───── Record set ─────
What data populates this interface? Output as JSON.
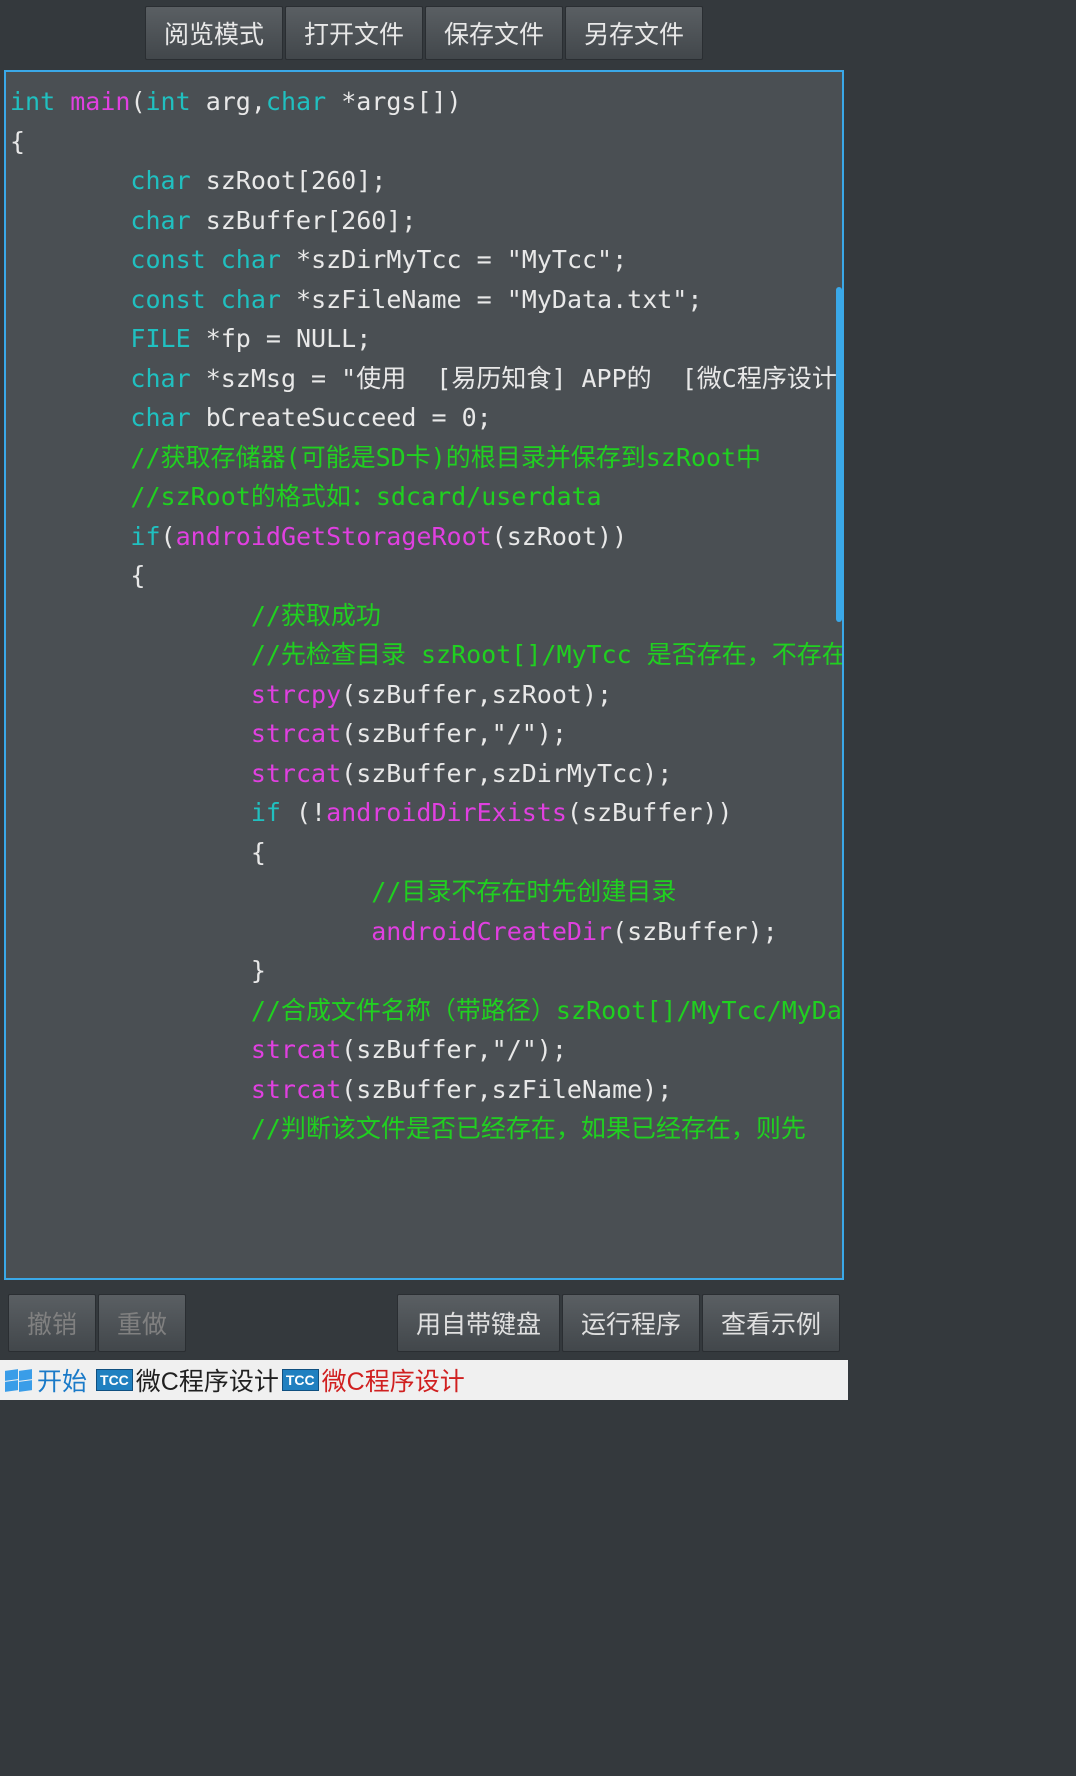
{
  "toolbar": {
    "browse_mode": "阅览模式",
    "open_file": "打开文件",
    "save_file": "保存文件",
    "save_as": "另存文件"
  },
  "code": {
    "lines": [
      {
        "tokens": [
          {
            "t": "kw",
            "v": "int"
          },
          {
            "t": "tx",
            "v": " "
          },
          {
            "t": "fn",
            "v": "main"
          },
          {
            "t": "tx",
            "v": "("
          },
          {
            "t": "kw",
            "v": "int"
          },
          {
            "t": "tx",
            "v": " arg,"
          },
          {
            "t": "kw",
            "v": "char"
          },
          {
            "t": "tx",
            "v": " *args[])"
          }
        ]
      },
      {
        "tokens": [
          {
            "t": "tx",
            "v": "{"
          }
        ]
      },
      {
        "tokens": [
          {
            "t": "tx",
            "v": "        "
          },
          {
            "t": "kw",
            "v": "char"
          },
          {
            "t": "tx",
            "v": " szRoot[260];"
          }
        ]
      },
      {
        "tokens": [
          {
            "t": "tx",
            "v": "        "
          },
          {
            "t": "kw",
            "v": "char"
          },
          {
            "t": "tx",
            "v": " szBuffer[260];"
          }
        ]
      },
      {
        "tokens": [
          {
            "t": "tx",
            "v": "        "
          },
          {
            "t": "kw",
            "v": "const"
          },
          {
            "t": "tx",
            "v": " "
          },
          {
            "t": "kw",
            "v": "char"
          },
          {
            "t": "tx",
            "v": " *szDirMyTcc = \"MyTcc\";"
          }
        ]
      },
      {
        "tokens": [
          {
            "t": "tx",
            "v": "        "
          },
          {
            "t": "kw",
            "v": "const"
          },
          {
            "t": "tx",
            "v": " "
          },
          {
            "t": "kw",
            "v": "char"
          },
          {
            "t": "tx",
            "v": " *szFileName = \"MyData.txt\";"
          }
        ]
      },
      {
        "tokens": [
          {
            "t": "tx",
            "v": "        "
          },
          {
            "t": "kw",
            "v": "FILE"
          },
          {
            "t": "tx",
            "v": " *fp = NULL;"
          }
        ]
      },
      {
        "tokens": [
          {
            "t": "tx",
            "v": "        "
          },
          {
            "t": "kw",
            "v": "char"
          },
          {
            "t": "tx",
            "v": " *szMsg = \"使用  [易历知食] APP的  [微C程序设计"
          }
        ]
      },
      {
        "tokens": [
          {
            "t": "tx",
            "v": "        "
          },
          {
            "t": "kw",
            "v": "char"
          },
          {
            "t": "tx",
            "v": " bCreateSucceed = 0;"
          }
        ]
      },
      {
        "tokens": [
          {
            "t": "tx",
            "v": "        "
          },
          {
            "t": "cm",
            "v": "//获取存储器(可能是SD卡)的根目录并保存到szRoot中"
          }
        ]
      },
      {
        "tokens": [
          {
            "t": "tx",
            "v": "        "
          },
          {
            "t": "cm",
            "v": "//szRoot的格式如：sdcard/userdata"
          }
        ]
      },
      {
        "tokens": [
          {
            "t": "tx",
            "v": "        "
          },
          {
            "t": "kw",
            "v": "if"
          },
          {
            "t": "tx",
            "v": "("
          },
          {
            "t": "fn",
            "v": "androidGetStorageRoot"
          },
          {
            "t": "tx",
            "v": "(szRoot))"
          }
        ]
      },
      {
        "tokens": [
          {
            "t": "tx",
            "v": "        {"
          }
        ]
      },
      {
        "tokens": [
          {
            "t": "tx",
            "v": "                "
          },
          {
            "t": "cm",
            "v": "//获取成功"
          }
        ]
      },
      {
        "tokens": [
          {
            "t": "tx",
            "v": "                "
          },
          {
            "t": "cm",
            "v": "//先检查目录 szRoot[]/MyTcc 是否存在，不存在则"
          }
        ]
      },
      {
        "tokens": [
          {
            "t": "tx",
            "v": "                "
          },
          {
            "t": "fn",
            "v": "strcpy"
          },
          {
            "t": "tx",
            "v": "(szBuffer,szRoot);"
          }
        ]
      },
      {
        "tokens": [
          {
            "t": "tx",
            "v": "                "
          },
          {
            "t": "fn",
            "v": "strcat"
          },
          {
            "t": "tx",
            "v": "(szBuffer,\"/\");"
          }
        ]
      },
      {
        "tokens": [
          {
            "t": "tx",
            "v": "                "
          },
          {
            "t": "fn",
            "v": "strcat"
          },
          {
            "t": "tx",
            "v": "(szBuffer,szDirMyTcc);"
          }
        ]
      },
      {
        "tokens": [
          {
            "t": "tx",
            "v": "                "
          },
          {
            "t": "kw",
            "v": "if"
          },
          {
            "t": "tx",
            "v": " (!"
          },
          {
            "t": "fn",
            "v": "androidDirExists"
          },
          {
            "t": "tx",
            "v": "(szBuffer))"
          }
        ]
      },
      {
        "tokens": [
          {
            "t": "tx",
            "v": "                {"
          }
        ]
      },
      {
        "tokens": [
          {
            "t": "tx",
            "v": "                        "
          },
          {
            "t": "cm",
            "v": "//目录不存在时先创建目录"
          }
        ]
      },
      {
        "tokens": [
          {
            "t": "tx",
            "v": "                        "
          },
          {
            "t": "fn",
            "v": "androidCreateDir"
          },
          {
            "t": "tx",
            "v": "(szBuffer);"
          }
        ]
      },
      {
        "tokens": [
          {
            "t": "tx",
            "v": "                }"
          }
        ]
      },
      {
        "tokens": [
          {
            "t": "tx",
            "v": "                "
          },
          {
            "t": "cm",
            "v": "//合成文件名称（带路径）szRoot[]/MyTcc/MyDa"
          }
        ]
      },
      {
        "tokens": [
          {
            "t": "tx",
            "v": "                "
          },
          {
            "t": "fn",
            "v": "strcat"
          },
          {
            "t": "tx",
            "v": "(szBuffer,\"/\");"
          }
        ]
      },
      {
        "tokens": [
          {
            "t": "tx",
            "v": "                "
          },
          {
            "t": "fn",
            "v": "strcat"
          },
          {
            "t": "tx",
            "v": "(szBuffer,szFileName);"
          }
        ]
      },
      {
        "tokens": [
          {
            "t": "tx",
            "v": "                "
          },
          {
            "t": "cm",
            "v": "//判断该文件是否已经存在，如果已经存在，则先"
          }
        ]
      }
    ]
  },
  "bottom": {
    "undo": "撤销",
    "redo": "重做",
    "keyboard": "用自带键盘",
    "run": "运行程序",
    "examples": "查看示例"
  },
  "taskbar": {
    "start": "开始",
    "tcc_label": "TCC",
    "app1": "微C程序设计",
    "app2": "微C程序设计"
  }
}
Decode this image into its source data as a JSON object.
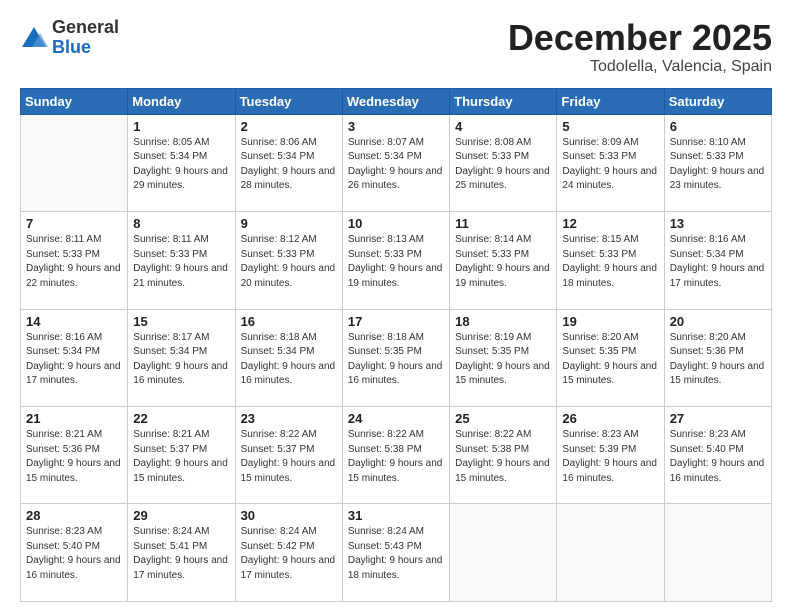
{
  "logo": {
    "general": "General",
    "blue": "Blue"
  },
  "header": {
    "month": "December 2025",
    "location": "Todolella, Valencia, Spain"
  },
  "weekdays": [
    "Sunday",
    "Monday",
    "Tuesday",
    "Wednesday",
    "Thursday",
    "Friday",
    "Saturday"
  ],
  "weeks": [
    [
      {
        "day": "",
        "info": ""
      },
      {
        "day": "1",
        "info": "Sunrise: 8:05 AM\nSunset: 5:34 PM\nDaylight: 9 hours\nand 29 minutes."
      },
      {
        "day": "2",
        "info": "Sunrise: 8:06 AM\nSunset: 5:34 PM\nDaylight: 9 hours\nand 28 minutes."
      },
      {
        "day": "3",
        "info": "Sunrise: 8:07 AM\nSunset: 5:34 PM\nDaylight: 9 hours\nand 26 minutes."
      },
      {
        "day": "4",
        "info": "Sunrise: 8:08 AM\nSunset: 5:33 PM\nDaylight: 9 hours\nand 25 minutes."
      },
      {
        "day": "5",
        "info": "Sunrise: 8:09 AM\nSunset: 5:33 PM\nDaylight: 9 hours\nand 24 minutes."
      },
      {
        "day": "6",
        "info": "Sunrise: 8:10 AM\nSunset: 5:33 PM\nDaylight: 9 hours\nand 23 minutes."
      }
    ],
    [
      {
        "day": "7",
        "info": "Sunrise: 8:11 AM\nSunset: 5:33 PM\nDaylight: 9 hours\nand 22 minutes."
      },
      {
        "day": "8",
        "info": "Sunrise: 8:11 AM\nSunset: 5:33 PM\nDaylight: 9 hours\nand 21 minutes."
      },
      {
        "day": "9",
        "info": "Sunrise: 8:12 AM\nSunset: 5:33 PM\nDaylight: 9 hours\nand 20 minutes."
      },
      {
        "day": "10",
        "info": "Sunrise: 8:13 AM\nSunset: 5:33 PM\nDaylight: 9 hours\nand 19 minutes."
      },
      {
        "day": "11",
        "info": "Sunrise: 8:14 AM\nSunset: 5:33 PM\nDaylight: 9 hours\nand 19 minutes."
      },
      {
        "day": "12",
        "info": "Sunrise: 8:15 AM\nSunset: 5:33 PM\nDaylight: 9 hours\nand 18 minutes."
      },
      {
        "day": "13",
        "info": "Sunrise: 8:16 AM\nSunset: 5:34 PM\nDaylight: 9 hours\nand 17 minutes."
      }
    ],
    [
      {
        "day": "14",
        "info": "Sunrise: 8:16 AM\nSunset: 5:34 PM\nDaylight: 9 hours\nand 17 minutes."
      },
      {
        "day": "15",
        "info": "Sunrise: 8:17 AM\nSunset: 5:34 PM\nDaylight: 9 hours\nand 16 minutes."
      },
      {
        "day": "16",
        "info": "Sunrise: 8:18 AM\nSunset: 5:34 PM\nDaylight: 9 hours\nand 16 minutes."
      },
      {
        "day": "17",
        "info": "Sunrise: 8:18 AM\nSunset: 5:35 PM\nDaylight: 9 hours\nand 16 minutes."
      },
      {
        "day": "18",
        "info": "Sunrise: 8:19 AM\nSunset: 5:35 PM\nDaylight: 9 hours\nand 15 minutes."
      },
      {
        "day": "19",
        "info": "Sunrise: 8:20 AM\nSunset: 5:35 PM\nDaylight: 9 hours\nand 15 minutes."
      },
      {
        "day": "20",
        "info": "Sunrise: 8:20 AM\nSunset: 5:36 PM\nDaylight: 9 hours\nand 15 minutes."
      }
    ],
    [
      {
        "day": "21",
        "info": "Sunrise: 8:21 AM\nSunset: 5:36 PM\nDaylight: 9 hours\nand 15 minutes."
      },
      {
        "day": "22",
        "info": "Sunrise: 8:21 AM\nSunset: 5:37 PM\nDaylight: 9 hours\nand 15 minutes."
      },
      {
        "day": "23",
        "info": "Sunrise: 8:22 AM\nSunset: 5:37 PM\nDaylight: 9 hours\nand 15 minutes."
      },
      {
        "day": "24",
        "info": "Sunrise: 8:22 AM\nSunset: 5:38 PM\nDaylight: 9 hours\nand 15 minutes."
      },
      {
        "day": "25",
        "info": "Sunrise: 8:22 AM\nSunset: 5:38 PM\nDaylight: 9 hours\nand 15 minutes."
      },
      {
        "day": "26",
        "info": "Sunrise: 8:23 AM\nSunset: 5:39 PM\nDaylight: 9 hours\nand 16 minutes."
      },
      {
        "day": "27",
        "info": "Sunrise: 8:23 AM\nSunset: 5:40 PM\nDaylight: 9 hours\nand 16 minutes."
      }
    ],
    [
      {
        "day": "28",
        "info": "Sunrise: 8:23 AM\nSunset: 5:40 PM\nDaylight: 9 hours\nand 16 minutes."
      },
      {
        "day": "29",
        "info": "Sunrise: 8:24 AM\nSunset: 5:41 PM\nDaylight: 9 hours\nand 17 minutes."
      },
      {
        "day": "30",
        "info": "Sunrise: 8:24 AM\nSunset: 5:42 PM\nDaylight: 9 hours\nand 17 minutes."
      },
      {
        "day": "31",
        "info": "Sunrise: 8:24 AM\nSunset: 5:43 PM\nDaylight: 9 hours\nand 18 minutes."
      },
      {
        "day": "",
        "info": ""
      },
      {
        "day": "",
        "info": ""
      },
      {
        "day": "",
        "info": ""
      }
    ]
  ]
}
─────
§ Problem to solve
Every line of the listing that holds "this" should be found and copied.

§ Result of the exercise
What data populates this interface? Output as JSON.
Decode this image into its source data as a JSON object.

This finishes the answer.